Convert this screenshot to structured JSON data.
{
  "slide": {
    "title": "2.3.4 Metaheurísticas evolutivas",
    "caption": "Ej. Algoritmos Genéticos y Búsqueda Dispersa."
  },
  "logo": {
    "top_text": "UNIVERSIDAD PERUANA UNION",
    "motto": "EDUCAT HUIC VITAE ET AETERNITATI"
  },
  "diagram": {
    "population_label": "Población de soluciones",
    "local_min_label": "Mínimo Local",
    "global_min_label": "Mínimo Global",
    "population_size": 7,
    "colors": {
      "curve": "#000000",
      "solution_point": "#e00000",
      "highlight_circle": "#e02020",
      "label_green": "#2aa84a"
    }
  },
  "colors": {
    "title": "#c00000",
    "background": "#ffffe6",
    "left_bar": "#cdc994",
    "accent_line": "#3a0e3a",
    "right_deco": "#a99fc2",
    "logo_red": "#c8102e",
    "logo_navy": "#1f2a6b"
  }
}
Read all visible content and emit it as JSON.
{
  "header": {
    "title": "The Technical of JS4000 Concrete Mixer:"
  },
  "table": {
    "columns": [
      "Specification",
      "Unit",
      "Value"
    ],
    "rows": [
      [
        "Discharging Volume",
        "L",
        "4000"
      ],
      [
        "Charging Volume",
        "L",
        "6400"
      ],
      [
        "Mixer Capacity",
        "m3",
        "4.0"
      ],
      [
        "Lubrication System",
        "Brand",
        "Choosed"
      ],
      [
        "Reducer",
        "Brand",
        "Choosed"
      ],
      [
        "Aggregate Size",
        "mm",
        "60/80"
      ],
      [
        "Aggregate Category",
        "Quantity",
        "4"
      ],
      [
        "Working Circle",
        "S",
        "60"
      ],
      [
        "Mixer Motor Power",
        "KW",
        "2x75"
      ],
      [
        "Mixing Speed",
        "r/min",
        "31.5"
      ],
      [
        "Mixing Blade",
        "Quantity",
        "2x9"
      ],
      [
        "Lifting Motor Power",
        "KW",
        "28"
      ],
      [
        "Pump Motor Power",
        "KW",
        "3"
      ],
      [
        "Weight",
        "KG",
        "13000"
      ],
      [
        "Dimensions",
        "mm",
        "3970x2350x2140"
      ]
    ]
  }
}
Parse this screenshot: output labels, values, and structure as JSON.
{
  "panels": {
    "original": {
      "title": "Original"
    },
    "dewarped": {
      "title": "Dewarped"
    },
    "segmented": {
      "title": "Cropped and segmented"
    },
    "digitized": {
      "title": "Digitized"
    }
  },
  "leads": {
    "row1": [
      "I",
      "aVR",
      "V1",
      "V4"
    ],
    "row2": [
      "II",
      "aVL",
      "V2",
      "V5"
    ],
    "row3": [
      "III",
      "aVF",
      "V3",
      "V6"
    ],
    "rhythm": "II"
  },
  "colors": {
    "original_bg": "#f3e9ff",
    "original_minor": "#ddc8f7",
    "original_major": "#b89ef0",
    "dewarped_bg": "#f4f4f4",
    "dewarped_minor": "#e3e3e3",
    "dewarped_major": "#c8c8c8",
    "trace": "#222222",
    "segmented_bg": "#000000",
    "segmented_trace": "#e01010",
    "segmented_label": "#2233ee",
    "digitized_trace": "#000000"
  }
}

======

## STATED GOAL
Check every line of the material for the string "Mínimo" and give the number of lines that have it, without anything else.

## OUTPUT OF THE EXERCISE
2